■ What needs to be done
When you set down the entries, keep every word exactly as it is but drop the pictures.

■ Exercise materials

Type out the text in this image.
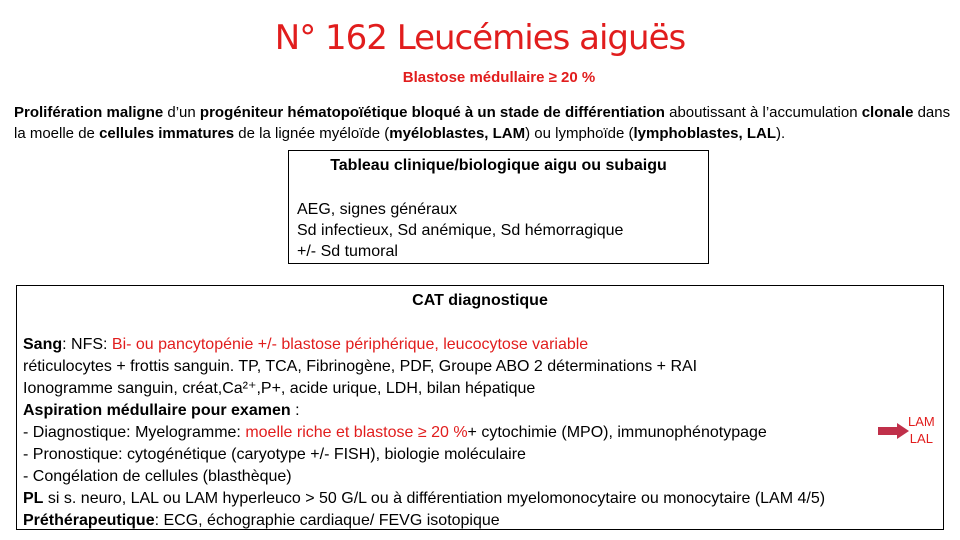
N° 162 Leucémies aiguës
Blastose médullaire ≥ 20 %
Prolifération maligne d’un progéniteur hématopoïétique bloqué à un stade de différentiation aboutissant à l’accumulation clonale dans la moelle de cellules immatures de la lignée myéloïde (myéloblastes, LAM) ou lymphoïde (lymphoblastes, LAL).
Tableau clinique/biologique aigu ou subaigu
AEG, signes généraux
Sd infectieux, Sd anémique, Sd hémorragique
+/- Sd tumoral
CAT diagnostique
Sang: NFS: Bi- ou pancytopénie +/- blastose périphérique, leucocytose variable
réticulocytes + frottis sanguin. TP, TCA, Fibrinogène, PDF, Groupe ABO 2 déterminations + RAI
Ionogramme sanguin, créat,Ca²⁺,P+, acide urique, LDH, bilan hépatique
Aspiration médullaire pour examen :
- Diagnostique: Myelogramme: moelle riche et blastose ≥ 20 %+ cytochimie (MPO), immunophénotypage
- Pronostique: cytogénétique (caryotype +/- FISH), biologie moléculaire
- Congélation de cellules (blasthèque)
PL si s. neuro, LAL ou LAM hyperleuco > 50 G/L ou à différentiation myelomonocytaire ou monocytaire (LAM 4/5)
Préthérapeutique: ECG, échographie cardiaque/ FEVG isotopique
LAM
LAL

■ Answer to this task
Type out the text in this image.
N° 162 Leucémies aiguës
Blastose médullaire ≥ 20 %
Prolifération maligne d’un progéniteur hématopoïétique bloqué à un stade de différentiation aboutissant à l’accumulation clonale dans la moelle de cellules immatures de la lignée myéloïde (myéloblastes, LAM) ou lymphoïde (lymphoblastes, LAL).
Tableau clinique/biologique aigu ou subaigu
AEG, signes généraux
Sd infectieux, Sd anémique, Sd hémorragique
+/- Sd tumoral
CAT diagnostique
Sang: NFS: Bi- ou pancytopénie +/- blastose périphérique, leucocytose variable
réticulocytes + frottis sanguin. TP, TCA, Fibrinogène, PDF, Groupe ABO 2 déterminations + RAI
Ionogramme sanguin, créat,Ca²⁺,P+, acide urique, LDH, bilan hépatique
Aspiration médullaire pour examen :
- Diagnostique: Myelogramme: moelle riche et blastose ≥ 20 %+ cytochimie (MPO), immunophénotypage
- Pronostique: cytogénétique (caryotype +/- FISH), biologie moléculaire
- Congélation de cellules (blasthèque)
PL si s. neuro, LAL ou LAM hyperleuco > 50 G/L ou à différentiation myelomonocytaire ou monocytaire (LAM 4/5)
Préthérapeutique: ECG, échographie cardiaque/ FEVG isotopique
LAM
LAL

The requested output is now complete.